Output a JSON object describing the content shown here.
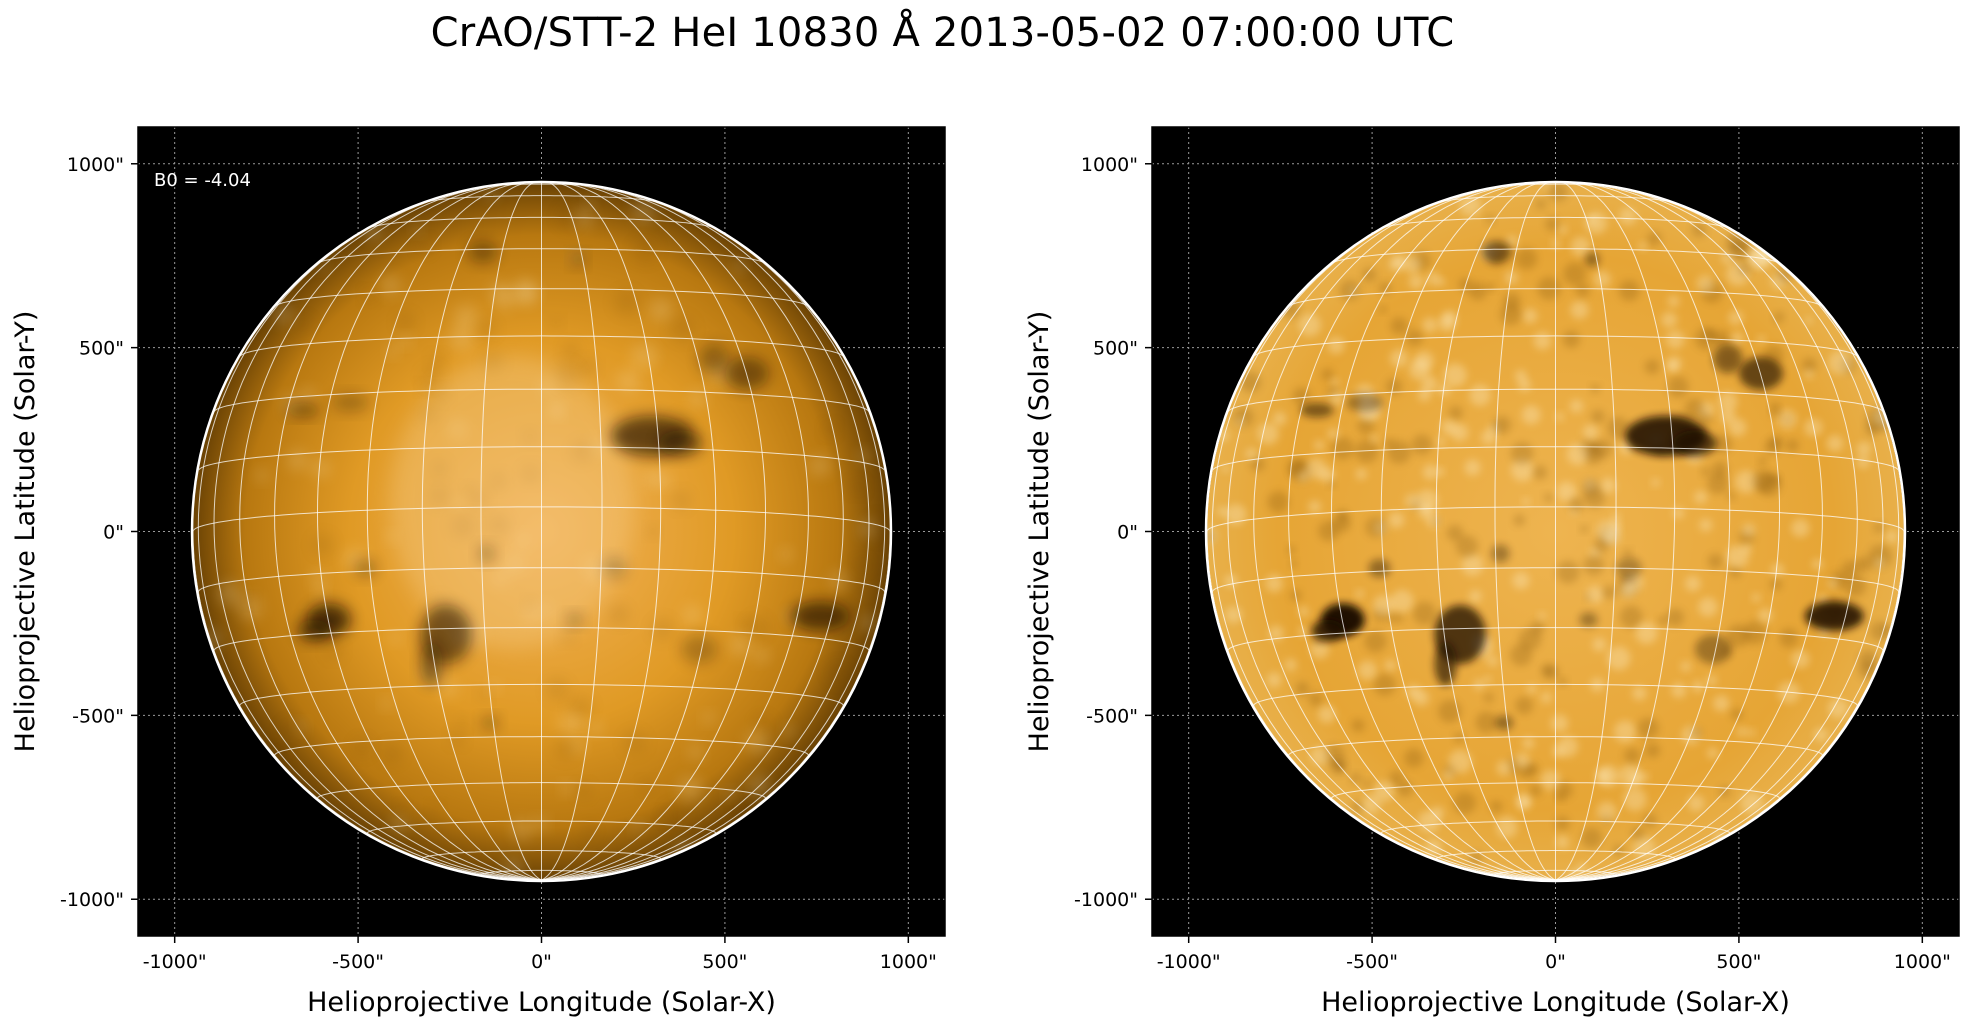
{
  "figure": {
    "title": "CrAO/STT-2 HeI 10830 Å 2013-05-02 07:00:00 UTC"
  },
  "panels": [
    {
      "xlabel": "Helioprojective Longitude (Solar-X)",
      "ylabel": "Helioprojective Latitude (Solar-Y)",
      "annotation": "B0 = -4.04",
      "style": "limb-darkened",
      "x_ticks": [
        "-1000\"",
        "-500\"",
        "0\"",
        "500\"",
        "1000\""
      ],
      "y_ticks": [
        "1000\"",
        "500\"",
        "0\"",
        "-500\"",
        "-1000\""
      ]
    },
    {
      "xlabel": "Helioprojective Longitude (Solar-X)",
      "ylabel": "Helioprojective Latitude (Solar-Y)",
      "annotation": "",
      "style": "limb-corrected",
      "x_ticks": [
        "-1000\"",
        "-500\"",
        "0\"",
        "500\"",
        "1000\""
      ],
      "y_ticks": [
        "1000\"",
        "500\"",
        "0\"",
        "-500\"",
        "-1000\""
      ]
    }
  ],
  "solar": {
    "b0_deg": -4.04,
    "radius_arcsec": 950,
    "extent_arcsec": [
      -1100,
      1100
    ],
    "tick_values_arcsec": [
      -1000,
      -500,
      0,
      500,
      1000
    ],
    "grid_spacing_deg": 10
  },
  "colors": {
    "disk_base": "#c8860a",
    "disk_bright": "#f0c070",
    "background": "#000000",
    "grid": "#ffffff"
  }
}
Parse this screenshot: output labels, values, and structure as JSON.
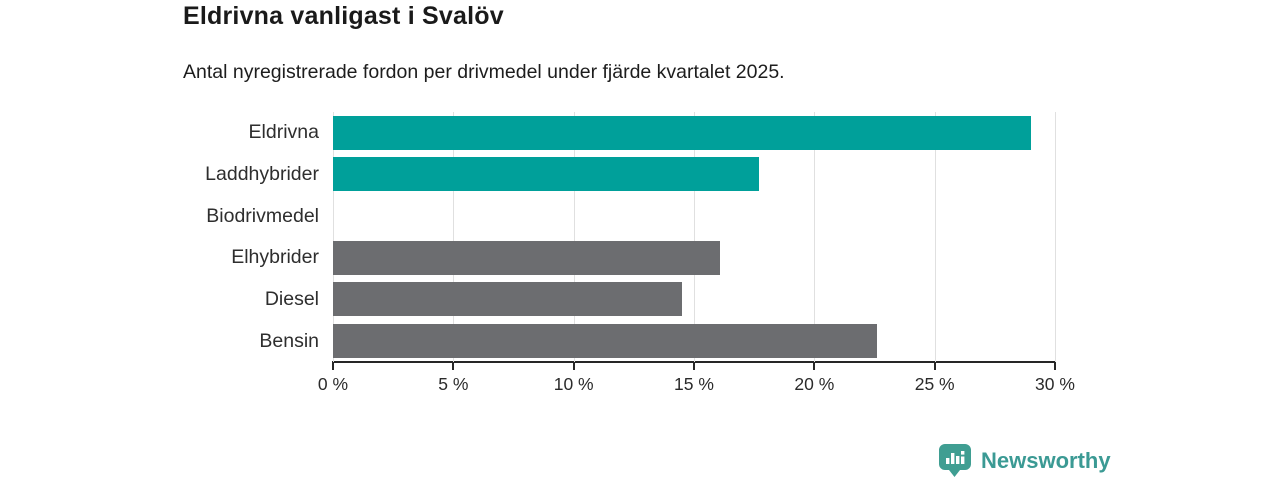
{
  "header": {
    "title": "Eldrivna vanligast i Svalöv",
    "subtitle": "Antal nyregistrerade fordon per drivmedel under fjärde kvartalet 2025."
  },
  "chart_data": {
    "type": "bar",
    "orientation": "horizontal",
    "title": "Eldrivna vanligast i Svalöv",
    "subtitle": "Antal nyregistrerade fordon per drivmedel under fjärde kvartalet 2025.",
    "categories": [
      "Eldrivna",
      "Laddhybrider",
      "Biodrivmedel",
      "Elhybrider",
      "Diesel",
      "Bensin"
    ],
    "values": [
      29.0,
      17.7,
      0,
      16.1,
      14.5,
      22.6
    ],
    "bar_colors": [
      "#00a09a",
      "#00a09a",
      "#6c6d70",
      "#6c6d70",
      "#6c6d70",
      "#6c6d70"
    ],
    "highlight_color": "#00a09a",
    "default_color": "#6c6d70",
    "xlim": [
      0,
      30
    ],
    "x_tick_values": [
      0,
      5,
      10,
      15,
      20,
      25,
      30
    ],
    "x_tick_labels": [
      "0 %",
      "5 %",
      "10 %",
      "15 %",
      "20 %",
      "25 %",
      "30 %"
    ],
    "xlabel": "",
    "ylabel": "",
    "grid": "vertical-light",
    "legend": "none"
  },
  "branding": {
    "logo_text": "Newsworthy",
    "logo_color": "#3b9a94",
    "logo_icon": "newsworthy-pin-barchart-icon"
  }
}
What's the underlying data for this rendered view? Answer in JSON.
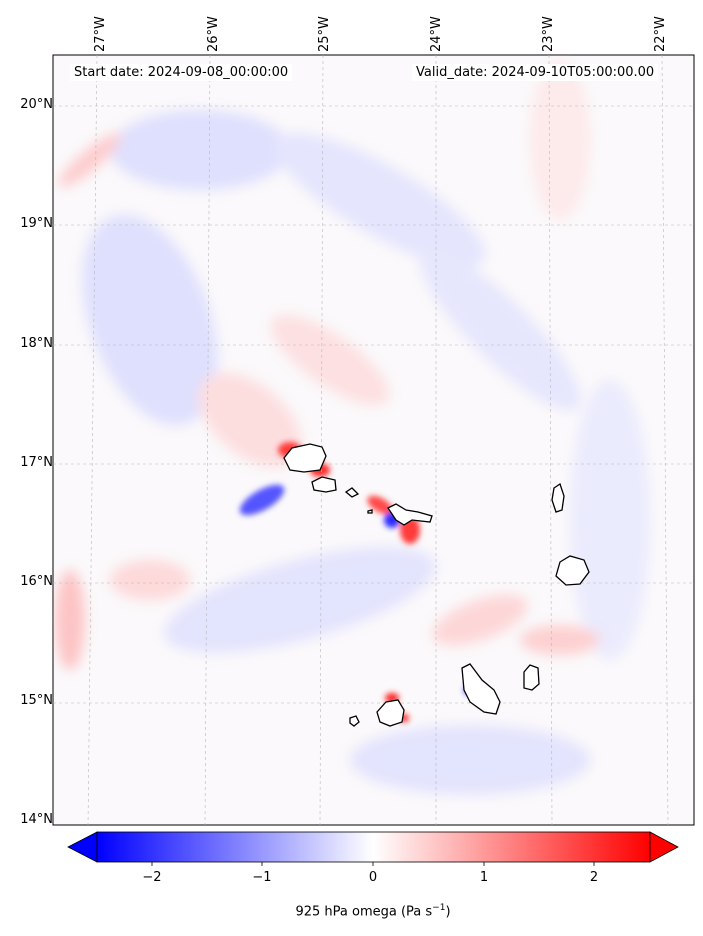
{
  "map": {
    "start_label": "Start date: 2024-09-08_00:00:00",
    "valid_label": "Valid_date: 2024-09-10T05:00:00.00",
    "lon_ticks": [
      "27°W",
      "26°W",
      "25°W",
      "24°W",
      "23°W",
      "22°W"
    ],
    "lat_ticks": [
      "20°N",
      "19°N",
      "18°N",
      "17°N",
      "16°N",
      "15°N",
      "14°N"
    ],
    "colors": {
      "negative": "#0000ff",
      "neutral": "#ffffff",
      "positive": "#ff0000",
      "coastline": "#000000"
    }
  },
  "colorbar": {
    "ticks": [
      "−2",
      "−1",
      "0",
      "1",
      "2"
    ],
    "title": "925 hPa omega (Pa s",
    "title_sup": "−1",
    "title_end": ")"
  }
}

■ ■ ■ ■

## What this task involves
Copy every line of the listing containing the string "subtitle".

## Complete answer
    "subtitle": "Antal nyregistrerade fordon per drivmedel under fjärde kvartalet 2025."
    "subtitle": "Antal nyregistrerade fordon per drivmedel under fjärde kvartalet 2025.",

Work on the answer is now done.